Everything in the listing should be restated word for word.

┄┄┄┄┄┄┄┄┄┄

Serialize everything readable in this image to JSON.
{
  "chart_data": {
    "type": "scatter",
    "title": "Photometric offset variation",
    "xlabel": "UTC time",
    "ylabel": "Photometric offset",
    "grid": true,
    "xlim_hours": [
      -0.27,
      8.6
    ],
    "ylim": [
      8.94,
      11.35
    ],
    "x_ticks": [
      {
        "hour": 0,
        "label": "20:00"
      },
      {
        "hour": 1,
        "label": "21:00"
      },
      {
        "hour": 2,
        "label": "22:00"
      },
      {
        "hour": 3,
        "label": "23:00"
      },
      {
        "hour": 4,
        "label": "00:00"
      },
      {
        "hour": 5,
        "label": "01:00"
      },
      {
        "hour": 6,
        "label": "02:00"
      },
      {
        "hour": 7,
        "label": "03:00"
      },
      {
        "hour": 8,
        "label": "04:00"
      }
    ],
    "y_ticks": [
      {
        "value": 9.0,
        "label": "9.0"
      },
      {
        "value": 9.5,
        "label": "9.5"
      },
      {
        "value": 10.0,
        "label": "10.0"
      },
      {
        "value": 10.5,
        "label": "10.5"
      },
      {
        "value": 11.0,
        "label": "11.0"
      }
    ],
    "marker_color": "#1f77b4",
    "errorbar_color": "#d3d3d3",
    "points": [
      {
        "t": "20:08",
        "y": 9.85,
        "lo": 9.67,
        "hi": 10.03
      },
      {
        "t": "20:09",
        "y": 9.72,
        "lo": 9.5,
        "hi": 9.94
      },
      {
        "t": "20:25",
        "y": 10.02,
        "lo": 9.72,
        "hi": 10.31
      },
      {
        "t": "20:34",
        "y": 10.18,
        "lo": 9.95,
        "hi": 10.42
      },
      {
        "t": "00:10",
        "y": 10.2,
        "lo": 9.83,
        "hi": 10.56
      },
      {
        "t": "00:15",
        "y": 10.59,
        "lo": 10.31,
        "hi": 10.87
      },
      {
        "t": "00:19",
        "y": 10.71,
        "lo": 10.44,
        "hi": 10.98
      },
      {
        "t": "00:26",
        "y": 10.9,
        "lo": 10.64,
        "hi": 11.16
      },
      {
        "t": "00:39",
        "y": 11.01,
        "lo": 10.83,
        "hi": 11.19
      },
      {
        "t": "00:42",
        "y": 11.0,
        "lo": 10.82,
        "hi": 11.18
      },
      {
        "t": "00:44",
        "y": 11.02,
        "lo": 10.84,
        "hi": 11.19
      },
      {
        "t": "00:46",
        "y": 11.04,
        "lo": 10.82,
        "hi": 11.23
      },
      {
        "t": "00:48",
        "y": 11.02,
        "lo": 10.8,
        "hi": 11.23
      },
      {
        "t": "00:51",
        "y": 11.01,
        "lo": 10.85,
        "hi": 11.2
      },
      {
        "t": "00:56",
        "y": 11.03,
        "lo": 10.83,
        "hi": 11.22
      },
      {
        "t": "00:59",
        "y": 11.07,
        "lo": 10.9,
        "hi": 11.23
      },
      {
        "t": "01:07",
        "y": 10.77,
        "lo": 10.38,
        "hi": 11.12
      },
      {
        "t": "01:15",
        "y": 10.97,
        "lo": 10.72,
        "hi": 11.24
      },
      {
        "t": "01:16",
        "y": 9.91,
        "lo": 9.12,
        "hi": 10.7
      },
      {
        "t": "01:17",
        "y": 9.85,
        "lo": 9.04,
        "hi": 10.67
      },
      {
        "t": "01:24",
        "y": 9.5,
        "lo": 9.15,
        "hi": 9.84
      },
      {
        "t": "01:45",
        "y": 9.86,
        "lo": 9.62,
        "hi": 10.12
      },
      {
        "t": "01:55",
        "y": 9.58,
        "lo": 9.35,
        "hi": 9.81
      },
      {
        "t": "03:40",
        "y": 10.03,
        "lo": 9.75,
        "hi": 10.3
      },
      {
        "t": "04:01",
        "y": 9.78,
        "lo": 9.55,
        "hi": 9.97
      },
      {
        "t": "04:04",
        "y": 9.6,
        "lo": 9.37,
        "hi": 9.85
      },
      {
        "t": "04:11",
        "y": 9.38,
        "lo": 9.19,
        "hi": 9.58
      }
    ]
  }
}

┄┄┄┄┄┄┄┄┄┄

[Response]
Serialize everything readable in this image to JSON.
{
  "chart_data": {
    "type": "scatter",
    "title": "Photometric offset variation",
    "xlabel": "UTC time",
    "ylabel": "Photometric offset",
    "grid": true,
    "xlim_hours": [
      -0.27,
      8.6
    ],
    "ylim": [
      8.94,
      11.35
    ],
    "x_ticks": [
      {
        "hour": 0,
        "label": "20:00"
      },
      {
        "hour": 1,
        "label": "21:00"
      },
      {
        "hour": 2,
        "label": "22:00"
      },
      {
        "hour": 3,
        "label": "23:00"
      },
      {
        "hour": 4,
        "label": "00:00"
      },
      {
        "hour": 5,
        "label": "01:00"
      },
      {
        "hour": 6,
        "label": "02:00"
      },
      {
        "hour": 7,
        "label": "03:00"
      },
      {
        "hour": 8,
        "label": "04:00"
      }
    ],
    "y_ticks": [
      {
        "value": 9.0,
        "label": "9.0"
      },
      {
        "value": 9.5,
        "label": "9.5"
      },
      {
        "value": 10.0,
        "label": "10.0"
      },
      {
        "value": 10.5,
        "label": "10.5"
      },
      {
        "value": 11.0,
        "label": "11.0"
      }
    ],
    "marker_color": "#1f77b4",
    "errorbar_color": "#d3d3d3",
    "points": [
      {
        "t": "20:08",
        "y": 9.85,
        "lo": 9.67,
        "hi": 10.03
      },
      {
        "t": "20:09",
        "y": 9.72,
        "lo": 9.5,
        "hi": 9.94
      },
      {
        "t": "20:25",
        "y": 10.02,
        "lo": 9.72,
        "hi": 10.31
      },
      {
        "t": "20:34",
        "y": 10.18,
        "lo": 9.95,
        "hi": 10.42
      },
      {
        "t": "00:10",
        "y": 10.2,
        "lo": 9.83,
        "hi": 10.56
      },
      {
        "t": "00:15",
        "y": 10.59,
        "lo": 10.31,
        "hi": 10.87
      },
      {
        "t": "00:19",
        "y": 10.71,
        "lo": 10.44,
        "hi": 10.98
      },
      {
        "t": "00:26",
        "y": 10.9,
        "lo": 10.64,
        "hi": 11.16
      },
      {
        "t": "00:39",
        "y": 11.01,
        "lo": 10.83,
        "hi": 11.19
      },
      {
        "t": "00:42",
        "y": 11.0,
        "lo": 10.82,
        "hi": 11.18
      },
      {
        "t": "00:44",
        "y": 11.02,
        "lo": 10.84,
        "hi": 11.19
      },
      {
        "t": "00:46",
        "y": 11.04,
        "lo": 10.82,
        "hi": 11.23
      },
      {
        "t": "00:48",
        "y": 11.02,
        "lo": 10.8,
        "hi": 11.23
      },
      {
        "t": "00:51",
        "y": 11.01,
        "lo": 10.85,
        "hi": 11.2
      },
      {
        "t": "00:56",
        "y": 11.03,
        "lo": 10.83,
        "hi": 11.22
      },
      {
        "t": "00:59",
        "y": 11.07,
        "lo": 10.9,
        "hi": 11.23
      },
      {
        "t": "01:07",
        "y": 10.77,
        "lo": 10.38,
        "hi": 11.12
      },
      {
        "t": "01:15",
        "y": 10.97,
        "lo": 10.72,
        "hi": 11.24
      },
      {
        "t": "01:16",
        "y": 9.91,
        "lo": 9.12,
        "hi": 10.7
      },
      {
        "t": "01:17",
        "y": 9.85,
        "lo": 9.04,
        "hi": 10.67
      },
      {
        "t": "01:24",
        "y": 9.5,
        "lo": 9.15,
        "hi": 9.84
      },
      {
        "t": "01:45",
        "y": 9.86,
        "lo": 9.62,
        "hi": 10.12
      },
      {
        "t": "01:55",
        "y": 9.58,
        "lo": 9.35,
        "hi": 9.81
      },
      {
        "t": "03:40",
        "y": 10.03,
        "lo": 9.75,
        "hi": 10.3
      },
      {
        "t": "04:01",
        "y": 9.78,
        "lo": 9.55,
        "hi": 9.97
      },
      {
        "t": "04:04",
        "y": 9.6,
        "lo": 9.37,
        "hi": 9.85
      },
      {
        "t": "04:11",
        "y": 9.38,
        "lo": 9.19,
        "hi": 9.58
      }
    ]
  }
}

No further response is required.